» WHAT YOU WILL DO: Repeat each entry in full, exactly.

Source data
--- --- ---
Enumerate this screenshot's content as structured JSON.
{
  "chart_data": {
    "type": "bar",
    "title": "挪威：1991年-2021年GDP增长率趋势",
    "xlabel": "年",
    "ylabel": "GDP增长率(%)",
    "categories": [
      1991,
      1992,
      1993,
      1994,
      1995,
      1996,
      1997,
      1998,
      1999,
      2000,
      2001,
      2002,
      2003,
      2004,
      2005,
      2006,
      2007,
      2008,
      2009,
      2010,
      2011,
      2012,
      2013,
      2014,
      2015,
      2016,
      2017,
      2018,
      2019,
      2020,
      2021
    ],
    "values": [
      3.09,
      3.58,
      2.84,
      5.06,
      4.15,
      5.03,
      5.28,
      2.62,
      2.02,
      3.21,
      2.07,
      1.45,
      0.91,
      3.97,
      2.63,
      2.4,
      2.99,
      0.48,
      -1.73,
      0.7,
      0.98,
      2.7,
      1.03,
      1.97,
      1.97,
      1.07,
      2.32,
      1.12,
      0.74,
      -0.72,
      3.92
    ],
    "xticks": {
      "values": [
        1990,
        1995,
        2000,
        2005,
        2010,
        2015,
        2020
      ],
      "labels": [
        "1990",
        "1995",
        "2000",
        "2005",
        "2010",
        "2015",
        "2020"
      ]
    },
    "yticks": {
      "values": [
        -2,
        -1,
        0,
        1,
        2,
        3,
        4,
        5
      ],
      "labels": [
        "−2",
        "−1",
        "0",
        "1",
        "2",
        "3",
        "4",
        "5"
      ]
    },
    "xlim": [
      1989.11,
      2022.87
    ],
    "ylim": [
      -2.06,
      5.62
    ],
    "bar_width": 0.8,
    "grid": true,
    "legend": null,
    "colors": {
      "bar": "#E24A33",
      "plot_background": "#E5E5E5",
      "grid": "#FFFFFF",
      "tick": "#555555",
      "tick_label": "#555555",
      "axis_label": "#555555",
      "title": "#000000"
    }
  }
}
--- --- ---
» THE REPLY:
Enumerate this screenshot's content as structured JSON.
{
  "chart_data": {
    "type": "bar",
    "title": "挪威：1991年-2021年GDP增长率趋势",
    "xlabel": "年",
    "ylabel": "GDP增长率(%)",
    "categories": [
      1991,
      1992,
      1993,
      1994,
      1995,
      1996,
      1997,
      1998,
      1999,
      2000,
      2001,
      2002,
      2003,
      2004,
      2005,
      2006,
      2007,
      2008,
      2009,
      2010,
      2011,
      2012,
      2013,
      2014,
      2015,
      2016,
      2017,
      2018,
      2019,
      2020,
      2021
    ],
    "values": [
      3.09,
      3.58,
      2.84,
      5.06,
      4.15,
      5.03,
      5.28,
      2.62,
      2.02,
      3.21,
      2.07,
      1.45,
      0.91,
      3.97,
      2.63,
      2.4,
      2.99,
      0.48,
      -1.73,
      0.7,
      0.98,
      2.7,
      1.03,
      1.97,
      1.97,
      1.07,
      2.32,
      1.12,
      0.74,
      -0.72,
      3.92
    ],
    "xticks": {
      "values": [
        1990,
        1995,
        2000,
        2005,
        2010,
        2015,
        2020
      ],
      "labels": [
        "1990",
        "1995",
        "2000",
        "2005",
        "2010",
        "2015",
        "2020"
      ]
    },
    "yticks": {
      "values": [
        -2,
        -1,
        0,
        1,
        2,
        3,
        4,
        5
      ],
      "labels": [
        "−2",
        "−1",
        "0",
        "1",
        "2",
        "3",
        "4",
        "5"
      ]
    },
    "xlim": [
      1989.11,
      2022.87
    ],
    "ylim": [
      -2.06,
      5.62
    ],
    "bar_width": 0.8,
    "grid": true,
    "legend": null,
    "colors": {
      "bar": "#E24A33",
      "plot_background": "#E5E5E5",
      "grid": "#FFFFFF",
      "tick": "#555555",
      "tick_label": "#555555",
      "axis_label": "#555555",
      "title": "#000000"
    }
  }
}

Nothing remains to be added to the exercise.